(INSTRUCTIONS TO FOLLOW) Omit every image, and transcribe the remaining entries exactly as given.
***** DATA PROVIDED
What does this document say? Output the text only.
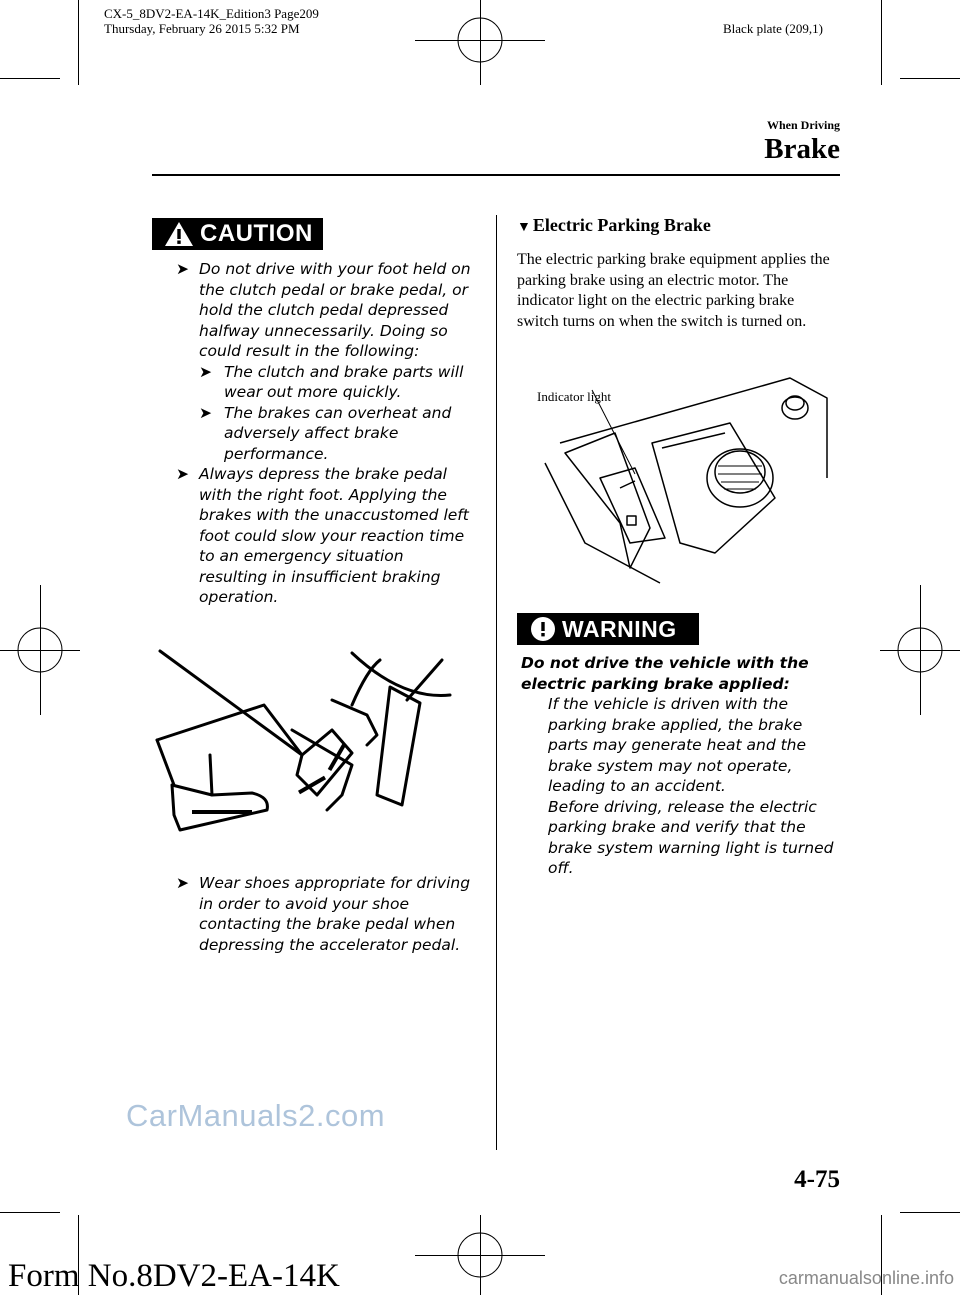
CX-5_8DV2-EA-14K_Edition3 Page209
Thursday, February 26 2015 5:32 PM	Black plate (209,1)
When Driving
Brake
CAUTION
➤ Do not drive with your foot held on the clutch pedal or brake pedal, or hold the clutch pedal depressed halfway unnecessarily. Doing so could result in the following:
➤ The clutch and brake parts will wear out more quickly.
➤ The brakes can overheat and adversely affect brake performance.
➤ Always depress the brake pedal with the right foot. Applying the brakes with the unaccustomed left foot could slow your reaction time to an emergency situation resulting in insufficient braking operation.
➤ Wear shoes appropriate for driving in order to avoid your shoe contacting the brake pedal when depressing the accelerator pedal.
▼ Electric Parking Brake
The electric parking brake equipment applies the parking brake using an electric motor. The indicator light on the electric parking brake switch turns on when the switch is turned on.
Indicator light
WARNING
Do not drive the vehicle with the electric parking brake applied:
If the vehicle is driven with the parking brake applied, the brake parts may generate heat and the brake system may not operate, leading to an accident.
Before driving, release the electric parking brake and verify that the brake system warning light is turned off.
CarManuals2.com
4-75
Form No.8DV2-EA-14K	carmanualsonline.info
**********
(SOLUTION TO THIS PROBLEM)
What does this document say? Output the text only.
CX-5_8DV2-EA-14K_Edition3 Page209
Thursday, February 26 2015 5:32 PM	Black plate (209,1)
When Driving
Brake
CAUTION
➤ Do not drive with your foot held on the clutch pedal or brake pedal, or hold the clutch pedal depressed halfway unnecessarily. Doing so could result in the following:
➤ The clutch and brake parts will wear out more quickly.
➤ The brakes can overheat and adversely affect brake performance.
➤ Always depress the brake pedal with the right foot. Applying the brakes with the unaccustomed left foot could slow your reaction time to an emergency situation resulting in insufficient braking operation.
➤ Wear shoes appropriate for driving in order to avoid your shoe contacting the brake pedal when depressing the accelerator pedal.
▼ Electric Parking Brake
The electric parking brake equipment applies the parking brake using an electric motor. The indicator light on the electric parking brake switch turns on when the switch is turned on.
Indicator light
WARNING
Do not drive the vehicle with the electric parking brake applied:
If the vehicle is driven with the parking brake applied, the brake parts may generate heat and the brake system may not operate, leading to an accident.
Before driving, release the electric parking brake and verify that the brake system warning light is turned off.
CarManuals2.com
4-75
Form No.8DV2-EA-14K	carmanualsonline.info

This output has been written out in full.